• **O que fazer**
Por favor, atualize a entrevista: reescreva tudo desde "Hoje, tudo começa" até "pensar as palavras.", trocando "celular" por "telefone".
===== Trecho da fonte =====
Como é o seu processo de escrita? Uma vez que você compilou notas suficientes, é difícil começar? Como você se move da pesquisa para a escrita?
Geralmente, a primeira ideia vem e eu falo em voz alta: isso dá um conto! Meus amigos já estão acostumados. Dependendo do que seja eu vou conjecturando até sentir se aquilo é um conto curto ou mais tradicional, se pode ser o fio condutor de uma novela infantil.
Como você lida com as travas da escrita, como a procrastinação, o medo de não corresponder às expectativas e a ansiedade de trabalhar em projetos longos?
Faço análise. É por meio da análise que eu elaboro minhas questões com a escrita. Investigar como eu lido com meu ofício de escritora, como reajo ao combo ler-escrever-publicar é essencial para minha saúde mental. E, sinceramente, não sei como seria se não tivesse esse suporte. Porque ser escritora, no Brasil, convenhamos, é pesado! E, convenhamos também, não há nada romântico em ser escritora, isso está relacionado com a criatividade, imaginação, arte e tudo isso quase sempre causa angústia. No meu caso, descobri um dia desses o que fazer de fato para canalizar tantas ideias. Exercício diário.
Quantas vezes você revisa seus textos antes de sentir que eles estão prontos? Você mostra seus trabalhos para outras pessoas antes de publicá-los?
Nunca tenho pressa com a literatura. Não me avexo em publicar. Gosto de reunir hipóteses e troco muito com meu coletivo, com os amigos poetas Patrícia Pinheiro, Francisco Thon e Yasmin Maia. Pra mim, a revisão é a parte mais braçal do trabalho de uma escritora. Reviso mil vezes. Invisto em leitores críticos e aqui destaco o trabalho formidável de Javier Contreras e Cupertino Freitas.
Como é sua relação com a tecnologia? Você escreve seus primeiros rascunhos à mão ou no computador?
Hoje, tudo começa no meu celular. Depois vai para um dos meus cadernos. Escrevo as ideias a lápis, canetas coloridas, rascunho como se fosse um mapa. Sou muito visual, preciso de imagens, símbolos e cores para sentir que na ideia há uma narrativa, uma história a ser contada. Só depois inicio o trabalho no computador.
De onde vêm suas ideias? Há um conjunto de hábitos que você cultiva para se manter criativa?
Há três coisas que me conectam muito com o ato da escrita:
Leio: romance, contos, ensaios, mas principalmente poesia, o meu canal favorito pra sentir e pensar as palavras.
Saio à rua: gosto de gente, ouço as pessoas (diversas), feira, bar, samba, praça. Imagine o quanto sofro com pandemia!! A propósito, teremos Carnaval? Há dez anos não vivo essa festa que amo.
Vejo: imagens, fotografias, artes visuais, desenhos, esculturas, narrativas outras que me encaminham para histórias.
O que você acha que mudou no seu processo de escrita ao longo dos anos? O que você diria a si mesma se pudesse voltar à escrita de seus primeiros textos?
===== Dados para análise =====
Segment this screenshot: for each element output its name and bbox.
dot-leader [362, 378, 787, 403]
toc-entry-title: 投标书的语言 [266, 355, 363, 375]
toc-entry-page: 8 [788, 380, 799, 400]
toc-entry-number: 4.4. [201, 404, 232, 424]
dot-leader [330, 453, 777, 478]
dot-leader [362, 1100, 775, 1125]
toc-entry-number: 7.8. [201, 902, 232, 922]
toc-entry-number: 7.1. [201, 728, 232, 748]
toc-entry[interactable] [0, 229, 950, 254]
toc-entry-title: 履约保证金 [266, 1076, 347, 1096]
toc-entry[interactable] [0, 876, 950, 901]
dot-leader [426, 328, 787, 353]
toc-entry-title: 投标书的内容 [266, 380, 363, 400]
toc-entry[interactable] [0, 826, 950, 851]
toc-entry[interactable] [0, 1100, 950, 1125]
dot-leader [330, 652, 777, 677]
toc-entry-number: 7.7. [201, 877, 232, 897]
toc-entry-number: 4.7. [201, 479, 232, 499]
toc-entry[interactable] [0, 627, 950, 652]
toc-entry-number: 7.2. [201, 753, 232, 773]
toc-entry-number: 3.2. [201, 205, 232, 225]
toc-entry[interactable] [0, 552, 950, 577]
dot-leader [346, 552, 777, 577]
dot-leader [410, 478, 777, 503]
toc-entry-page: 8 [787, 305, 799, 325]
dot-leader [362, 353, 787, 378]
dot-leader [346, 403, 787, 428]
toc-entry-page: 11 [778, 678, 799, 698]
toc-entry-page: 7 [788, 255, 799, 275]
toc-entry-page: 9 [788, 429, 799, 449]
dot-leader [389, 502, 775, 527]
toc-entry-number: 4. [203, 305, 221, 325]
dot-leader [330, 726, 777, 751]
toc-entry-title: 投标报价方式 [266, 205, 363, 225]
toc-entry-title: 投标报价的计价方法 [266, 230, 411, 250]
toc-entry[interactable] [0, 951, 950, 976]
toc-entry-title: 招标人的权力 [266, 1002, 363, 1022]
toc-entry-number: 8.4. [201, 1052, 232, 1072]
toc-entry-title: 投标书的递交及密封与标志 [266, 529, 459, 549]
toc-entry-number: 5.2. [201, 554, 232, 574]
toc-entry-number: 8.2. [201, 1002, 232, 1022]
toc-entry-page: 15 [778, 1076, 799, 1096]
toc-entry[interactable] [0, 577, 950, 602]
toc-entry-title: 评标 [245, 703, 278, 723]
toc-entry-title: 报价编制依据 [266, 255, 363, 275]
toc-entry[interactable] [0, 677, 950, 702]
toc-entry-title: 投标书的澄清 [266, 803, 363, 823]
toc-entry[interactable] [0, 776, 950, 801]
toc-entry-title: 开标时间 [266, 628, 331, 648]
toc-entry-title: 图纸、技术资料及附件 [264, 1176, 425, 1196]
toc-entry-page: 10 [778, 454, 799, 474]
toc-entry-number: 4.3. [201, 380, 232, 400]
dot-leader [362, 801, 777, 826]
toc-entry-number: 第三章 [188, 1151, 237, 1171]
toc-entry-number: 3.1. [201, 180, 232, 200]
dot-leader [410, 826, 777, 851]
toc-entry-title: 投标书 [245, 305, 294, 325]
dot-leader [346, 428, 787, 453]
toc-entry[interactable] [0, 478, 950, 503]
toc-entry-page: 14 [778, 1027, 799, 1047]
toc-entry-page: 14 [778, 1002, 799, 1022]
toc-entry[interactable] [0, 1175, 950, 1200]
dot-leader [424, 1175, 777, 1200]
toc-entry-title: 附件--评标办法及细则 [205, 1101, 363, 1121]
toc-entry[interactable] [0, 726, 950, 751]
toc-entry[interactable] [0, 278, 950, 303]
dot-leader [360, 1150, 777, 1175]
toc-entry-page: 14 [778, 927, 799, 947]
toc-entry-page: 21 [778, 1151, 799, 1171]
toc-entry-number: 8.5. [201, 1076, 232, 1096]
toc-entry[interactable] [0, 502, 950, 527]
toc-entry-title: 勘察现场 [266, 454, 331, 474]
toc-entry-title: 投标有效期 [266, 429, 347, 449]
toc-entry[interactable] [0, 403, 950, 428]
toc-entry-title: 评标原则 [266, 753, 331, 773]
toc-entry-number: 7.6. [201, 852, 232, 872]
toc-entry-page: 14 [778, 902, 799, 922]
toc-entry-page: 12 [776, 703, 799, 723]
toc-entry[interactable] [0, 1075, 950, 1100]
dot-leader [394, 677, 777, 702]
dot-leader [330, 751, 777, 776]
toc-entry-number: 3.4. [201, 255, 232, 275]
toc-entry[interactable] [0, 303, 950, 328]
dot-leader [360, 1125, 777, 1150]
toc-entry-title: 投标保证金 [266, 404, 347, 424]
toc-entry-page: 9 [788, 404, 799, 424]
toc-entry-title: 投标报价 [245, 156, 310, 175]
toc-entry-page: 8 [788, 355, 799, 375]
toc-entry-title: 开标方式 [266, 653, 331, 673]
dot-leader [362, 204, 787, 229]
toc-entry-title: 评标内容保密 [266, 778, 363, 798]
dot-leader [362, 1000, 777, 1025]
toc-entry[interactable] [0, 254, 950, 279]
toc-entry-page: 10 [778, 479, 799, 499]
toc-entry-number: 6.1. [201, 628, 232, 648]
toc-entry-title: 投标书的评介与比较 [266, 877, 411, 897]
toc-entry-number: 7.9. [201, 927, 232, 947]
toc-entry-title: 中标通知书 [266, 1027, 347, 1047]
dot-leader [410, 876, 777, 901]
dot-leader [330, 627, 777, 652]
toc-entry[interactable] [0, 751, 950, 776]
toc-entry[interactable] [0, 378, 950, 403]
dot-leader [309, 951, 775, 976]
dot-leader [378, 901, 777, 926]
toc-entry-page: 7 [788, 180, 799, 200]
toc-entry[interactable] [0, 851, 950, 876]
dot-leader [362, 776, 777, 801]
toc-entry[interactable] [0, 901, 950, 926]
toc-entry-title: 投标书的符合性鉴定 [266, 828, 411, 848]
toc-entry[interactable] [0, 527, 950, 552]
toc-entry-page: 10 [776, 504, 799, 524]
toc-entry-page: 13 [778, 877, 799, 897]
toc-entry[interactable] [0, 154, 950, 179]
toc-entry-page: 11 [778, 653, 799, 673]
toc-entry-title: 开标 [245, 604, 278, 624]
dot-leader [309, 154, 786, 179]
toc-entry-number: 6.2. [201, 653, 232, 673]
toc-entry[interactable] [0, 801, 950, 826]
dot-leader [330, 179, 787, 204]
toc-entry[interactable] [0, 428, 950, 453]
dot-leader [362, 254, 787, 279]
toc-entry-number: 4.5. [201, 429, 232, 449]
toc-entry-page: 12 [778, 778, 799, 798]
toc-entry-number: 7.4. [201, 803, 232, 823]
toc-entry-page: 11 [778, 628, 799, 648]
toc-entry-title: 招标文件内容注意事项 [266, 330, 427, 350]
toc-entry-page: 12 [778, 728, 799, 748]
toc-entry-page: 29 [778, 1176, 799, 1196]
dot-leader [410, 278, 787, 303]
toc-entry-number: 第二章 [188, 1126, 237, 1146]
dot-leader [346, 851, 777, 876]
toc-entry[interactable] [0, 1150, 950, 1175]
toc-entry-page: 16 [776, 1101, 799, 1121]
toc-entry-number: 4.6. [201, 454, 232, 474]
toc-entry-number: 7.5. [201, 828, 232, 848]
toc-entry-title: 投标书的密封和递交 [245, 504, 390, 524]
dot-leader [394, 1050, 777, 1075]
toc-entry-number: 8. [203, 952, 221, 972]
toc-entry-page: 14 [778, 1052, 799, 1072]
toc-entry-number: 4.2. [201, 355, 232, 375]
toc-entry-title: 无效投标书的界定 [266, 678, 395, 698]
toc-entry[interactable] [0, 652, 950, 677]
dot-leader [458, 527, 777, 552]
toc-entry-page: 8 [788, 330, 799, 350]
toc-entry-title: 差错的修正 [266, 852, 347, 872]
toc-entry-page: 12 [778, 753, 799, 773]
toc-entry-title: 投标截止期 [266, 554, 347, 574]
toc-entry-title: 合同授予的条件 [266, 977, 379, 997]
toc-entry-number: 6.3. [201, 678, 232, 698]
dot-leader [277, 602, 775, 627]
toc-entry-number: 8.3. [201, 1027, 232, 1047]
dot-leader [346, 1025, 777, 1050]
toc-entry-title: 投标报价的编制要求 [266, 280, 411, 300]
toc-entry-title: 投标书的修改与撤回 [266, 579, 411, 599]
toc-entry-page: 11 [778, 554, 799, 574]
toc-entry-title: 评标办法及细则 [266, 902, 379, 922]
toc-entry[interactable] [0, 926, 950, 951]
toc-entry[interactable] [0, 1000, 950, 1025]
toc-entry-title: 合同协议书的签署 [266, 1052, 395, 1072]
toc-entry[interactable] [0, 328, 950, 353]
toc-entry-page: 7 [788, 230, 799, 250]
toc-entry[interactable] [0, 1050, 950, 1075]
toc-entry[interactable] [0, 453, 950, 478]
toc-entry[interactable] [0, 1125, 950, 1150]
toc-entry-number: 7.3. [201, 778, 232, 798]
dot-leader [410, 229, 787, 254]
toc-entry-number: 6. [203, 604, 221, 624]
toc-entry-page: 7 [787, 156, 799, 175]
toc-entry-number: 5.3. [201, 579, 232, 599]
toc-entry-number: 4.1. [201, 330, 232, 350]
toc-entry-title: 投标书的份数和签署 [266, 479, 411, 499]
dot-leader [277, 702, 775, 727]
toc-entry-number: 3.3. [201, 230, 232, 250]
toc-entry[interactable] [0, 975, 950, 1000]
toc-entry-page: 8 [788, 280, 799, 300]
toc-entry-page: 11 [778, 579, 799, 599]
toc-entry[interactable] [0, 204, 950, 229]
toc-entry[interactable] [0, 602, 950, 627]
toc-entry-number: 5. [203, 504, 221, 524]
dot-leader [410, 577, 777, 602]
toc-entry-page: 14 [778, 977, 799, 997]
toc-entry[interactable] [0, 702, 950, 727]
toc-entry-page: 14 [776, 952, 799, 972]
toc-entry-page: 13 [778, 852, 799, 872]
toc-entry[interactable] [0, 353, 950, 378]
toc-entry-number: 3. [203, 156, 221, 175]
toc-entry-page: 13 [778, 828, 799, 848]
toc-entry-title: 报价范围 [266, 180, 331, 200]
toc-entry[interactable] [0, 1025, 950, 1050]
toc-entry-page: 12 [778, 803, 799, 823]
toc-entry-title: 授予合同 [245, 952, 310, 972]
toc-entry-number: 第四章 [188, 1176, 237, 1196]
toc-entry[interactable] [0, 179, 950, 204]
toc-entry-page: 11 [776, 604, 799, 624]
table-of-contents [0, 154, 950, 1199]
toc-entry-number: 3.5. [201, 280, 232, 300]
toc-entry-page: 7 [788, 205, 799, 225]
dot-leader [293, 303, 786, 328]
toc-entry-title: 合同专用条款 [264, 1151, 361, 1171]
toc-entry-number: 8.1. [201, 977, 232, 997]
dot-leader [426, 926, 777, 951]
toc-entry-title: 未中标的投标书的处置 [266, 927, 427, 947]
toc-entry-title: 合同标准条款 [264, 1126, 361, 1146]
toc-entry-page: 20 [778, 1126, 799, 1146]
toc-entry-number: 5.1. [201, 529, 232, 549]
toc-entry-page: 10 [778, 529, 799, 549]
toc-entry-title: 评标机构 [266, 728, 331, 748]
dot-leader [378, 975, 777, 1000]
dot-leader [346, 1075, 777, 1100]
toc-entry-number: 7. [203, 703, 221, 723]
=====
• **Solução do problema**
Hoje, tudo começa no meu telefone. Depois vai para um dos meus cadernos. Escrevo as ideias a lápis, canetas coloridas, rascunho como se fosse um mapa. Sou muito visual, preciso de imagens, símbolos e cores para sentir que na ideia há uma narrativa, uma história a ser contada. Só depois inicio o trabalho no computador.
De onde vêm suas ideias? Há um conjunto de hábitos que você cultiva para se manter criativa?
Há três coisas que me conectam muito com o ato da escrita:
Leio: romance, contos, ensaios, mas principalmente poesia, o meu canal favorito pra sentir e pensar as palavras.